**Exercise prompt**
In the text about the internship program, copy word for word the part starting with "12. Learn about" and going on through "first real project!".

**Text**
--- --- ---
Here are some of the projects they’ve worked on:

  • GitBack – a console application used to backup all of your git repos to disk
    • It’s open source. Feel free to use it and/or enhance it.
  • A web application portal to host prototypes of tools and reports needed by the business that don’t neatly fit into any existing application.
  • A web application to report on our hardware eco-system–which machines are used for what in which environments?
  • A web application to scrub and provision sql server databases into non-production environments for testing purposes

The other major way we benefit as a department is that we get the opportunity to work with people while they’re starting out. We train them to build software our way. We get to know their warts, and they ours. When we have open positions, we prefer to offer them to people we know. We have had 2 direct hires of college students out of our internship program. When they come to work for us, they already know they like our environment. That may not sound like a lot but it can add up fast when you consider recruiter fees.

But wait! There’s more!

Alternative Career Path

After I’d been running the program for a year or so, something interesting happened: We had a member of another department request to go through our internship program. He wanted to effect a career-change into Software Engineering. Since we already had the program in place, we were able to accomodate him. Before he had even finished the program, we had another member of our organization request the same thing. We are able to provide an alternative career path to our organization and the development department benefits.

As of this moment we have hired:

  • 2 interns out of college
  • 2 career changes out of our internal organization
  • 1 career change from outside our organization

That’s roughly 20% of our development organization.

Further, we have made the program available to people in other departments whose jobs require that they write code even though they’re not software engineers. It is my hope that this will result in higher quality code across the rest of our organization as well, though that remains to be seen.

Curriculum

The curriculum of the program has remained largely unchanged since I first wrote about it. However, I’ve found that I can make it largely self-serve for the first 4-6 weeks by organizing it as a sequence. This reduces the amount of time I need to spend mentoring the intern. Of course, once they get started on their real project my investment will be greater.

Here is the updated curriculum:

  1. Clean Code
    1. Read chapters 1-9 before the refactoring your homework exercise.
  2. Setup your dev machine (we have powershell scripts for this).
  3. Learn about Github & Branching
    1. trygit
  4. Refactor your own school homework exercises to improve the readability of your code
    1. you are practicing what you have learned in Clean Code
  5. Movies Tutorial – build an ASP .NET MVC web application
  6. watch ASP .NET MVC 4 Fundamentals
    1. Sections 1 & 2
    2. The purpose here is to learn in detail what you did in the Movies Tutorial
  7. watch MVC5 Fundamentals
    1. Identity & Security
    2. Bootstrap
    3. Web Api 2
    4. Entity Framework 6
  8. Music Store Tutorial – build another ASP .NET MVC web application
    1. You should see that you are much faster this time around.
    2. You should understand the “why” in the steps of the tutorial.
  9. Nerd Dinner Tutorial – here’s another version updated for EF4
    1. These tutorials are out of date. To complete the project you will likely have to switch between them.
    2. Use EF Code first instead of what’s in the tutorial for data access.
    3. Stop when the tutorial tells you to import MicrosoftAjax.js.
      1. Chris will give you his speech on why this file is historically important and why we’re not going to use it.
      2. You’ll use jquery instead.
  10. Pair on the Bowling Game Kata
  11. Implement Fizz Buzz on your own using TDD.
  12. Learn about Dependency Injection
    1. Watch Dependency Injection On Ramp
    2. Read Dependency Injection Patterns
  13. Introduce Fakes, Stubs, and Mocks using this PluralSight video on Rhino Mocks
  14. Practice using Mocks and Stubs using this exercise
  15. Get started on your first real project!
--- --- ---
(Saved data entries)
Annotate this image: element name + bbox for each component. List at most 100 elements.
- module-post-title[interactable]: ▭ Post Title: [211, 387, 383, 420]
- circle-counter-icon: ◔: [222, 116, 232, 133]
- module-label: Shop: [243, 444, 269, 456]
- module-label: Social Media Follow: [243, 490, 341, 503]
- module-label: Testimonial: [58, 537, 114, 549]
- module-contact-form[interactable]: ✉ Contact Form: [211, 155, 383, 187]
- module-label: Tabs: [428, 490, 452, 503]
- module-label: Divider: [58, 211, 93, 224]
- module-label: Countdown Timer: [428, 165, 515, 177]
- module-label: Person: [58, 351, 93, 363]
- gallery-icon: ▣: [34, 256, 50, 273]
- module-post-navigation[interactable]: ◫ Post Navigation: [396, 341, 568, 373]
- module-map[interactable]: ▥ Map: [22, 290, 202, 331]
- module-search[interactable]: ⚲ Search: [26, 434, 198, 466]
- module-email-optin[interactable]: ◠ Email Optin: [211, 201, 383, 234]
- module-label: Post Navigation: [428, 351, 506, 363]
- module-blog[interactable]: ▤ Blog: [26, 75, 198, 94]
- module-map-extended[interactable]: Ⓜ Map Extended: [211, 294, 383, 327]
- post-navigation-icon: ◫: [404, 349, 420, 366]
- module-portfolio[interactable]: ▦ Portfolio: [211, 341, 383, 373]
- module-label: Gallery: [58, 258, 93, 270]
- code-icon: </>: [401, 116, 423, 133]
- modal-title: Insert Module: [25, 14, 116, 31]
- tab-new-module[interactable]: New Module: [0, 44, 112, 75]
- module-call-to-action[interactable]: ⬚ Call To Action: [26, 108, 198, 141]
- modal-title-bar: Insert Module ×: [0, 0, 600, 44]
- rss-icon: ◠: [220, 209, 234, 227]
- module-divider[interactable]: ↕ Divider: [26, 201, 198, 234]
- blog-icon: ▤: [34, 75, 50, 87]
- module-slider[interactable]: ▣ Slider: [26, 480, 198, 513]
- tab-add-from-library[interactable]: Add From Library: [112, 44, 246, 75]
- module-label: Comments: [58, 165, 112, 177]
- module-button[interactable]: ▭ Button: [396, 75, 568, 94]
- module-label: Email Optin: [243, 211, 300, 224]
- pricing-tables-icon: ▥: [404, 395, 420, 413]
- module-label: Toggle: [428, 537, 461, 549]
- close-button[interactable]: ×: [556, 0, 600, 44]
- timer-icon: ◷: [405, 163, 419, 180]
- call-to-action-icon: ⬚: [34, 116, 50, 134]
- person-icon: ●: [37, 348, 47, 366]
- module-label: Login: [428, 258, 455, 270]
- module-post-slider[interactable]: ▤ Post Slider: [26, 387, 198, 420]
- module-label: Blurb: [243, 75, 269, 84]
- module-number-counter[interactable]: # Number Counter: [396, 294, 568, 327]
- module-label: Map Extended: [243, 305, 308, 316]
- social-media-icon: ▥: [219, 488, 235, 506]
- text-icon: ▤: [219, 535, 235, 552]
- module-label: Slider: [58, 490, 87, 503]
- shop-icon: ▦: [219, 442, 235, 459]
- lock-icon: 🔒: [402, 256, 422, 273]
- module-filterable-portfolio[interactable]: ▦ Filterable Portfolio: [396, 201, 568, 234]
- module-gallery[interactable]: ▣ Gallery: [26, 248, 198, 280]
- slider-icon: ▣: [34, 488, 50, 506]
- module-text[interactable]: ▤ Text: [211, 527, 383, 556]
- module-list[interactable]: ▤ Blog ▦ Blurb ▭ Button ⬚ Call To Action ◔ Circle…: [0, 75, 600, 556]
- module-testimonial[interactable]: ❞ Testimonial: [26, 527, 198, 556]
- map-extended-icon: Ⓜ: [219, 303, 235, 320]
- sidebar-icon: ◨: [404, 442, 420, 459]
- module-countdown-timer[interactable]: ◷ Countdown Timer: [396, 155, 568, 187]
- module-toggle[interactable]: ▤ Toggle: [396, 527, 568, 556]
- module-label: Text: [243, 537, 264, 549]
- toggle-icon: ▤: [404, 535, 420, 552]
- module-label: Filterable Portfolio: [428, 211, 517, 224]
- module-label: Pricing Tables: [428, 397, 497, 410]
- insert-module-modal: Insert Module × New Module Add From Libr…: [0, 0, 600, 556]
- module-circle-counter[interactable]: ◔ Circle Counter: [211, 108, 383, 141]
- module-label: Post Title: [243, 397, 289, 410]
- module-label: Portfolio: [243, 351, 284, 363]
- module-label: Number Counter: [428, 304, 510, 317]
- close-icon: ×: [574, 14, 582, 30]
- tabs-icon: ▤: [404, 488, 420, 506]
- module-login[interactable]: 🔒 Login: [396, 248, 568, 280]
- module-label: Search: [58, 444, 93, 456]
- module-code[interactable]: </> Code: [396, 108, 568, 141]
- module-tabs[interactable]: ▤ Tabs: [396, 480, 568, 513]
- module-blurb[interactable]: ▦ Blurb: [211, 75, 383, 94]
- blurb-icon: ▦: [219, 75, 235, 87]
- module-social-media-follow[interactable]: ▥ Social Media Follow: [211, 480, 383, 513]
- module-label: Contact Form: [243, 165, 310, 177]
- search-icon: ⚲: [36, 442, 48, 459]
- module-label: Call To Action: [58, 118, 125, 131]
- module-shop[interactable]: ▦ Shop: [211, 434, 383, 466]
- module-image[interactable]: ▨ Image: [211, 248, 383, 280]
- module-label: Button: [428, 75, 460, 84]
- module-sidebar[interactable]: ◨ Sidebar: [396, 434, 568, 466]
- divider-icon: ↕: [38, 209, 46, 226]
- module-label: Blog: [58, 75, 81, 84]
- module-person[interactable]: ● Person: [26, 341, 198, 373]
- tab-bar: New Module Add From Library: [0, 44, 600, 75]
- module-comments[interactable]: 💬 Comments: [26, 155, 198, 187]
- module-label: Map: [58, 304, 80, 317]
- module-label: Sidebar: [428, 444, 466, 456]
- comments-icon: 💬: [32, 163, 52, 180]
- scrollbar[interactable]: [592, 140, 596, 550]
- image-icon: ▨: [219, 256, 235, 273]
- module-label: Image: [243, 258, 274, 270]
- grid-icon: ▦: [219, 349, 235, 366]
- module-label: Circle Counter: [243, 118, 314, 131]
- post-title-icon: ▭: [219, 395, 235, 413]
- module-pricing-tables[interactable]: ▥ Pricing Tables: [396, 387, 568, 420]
--- --- ---
**Task result**
12. Learn about Dependency Injection
    1. Watch Dependency Injection On Ramp
    2. Read Dependency Injection Patterns
  13. Introduce Fakes, Stubs, and Mocks using this PluralSight video on Rhino Mocks
  14. Practice using Mocks and Stubs using this exercise
  15. Get started on your first real project!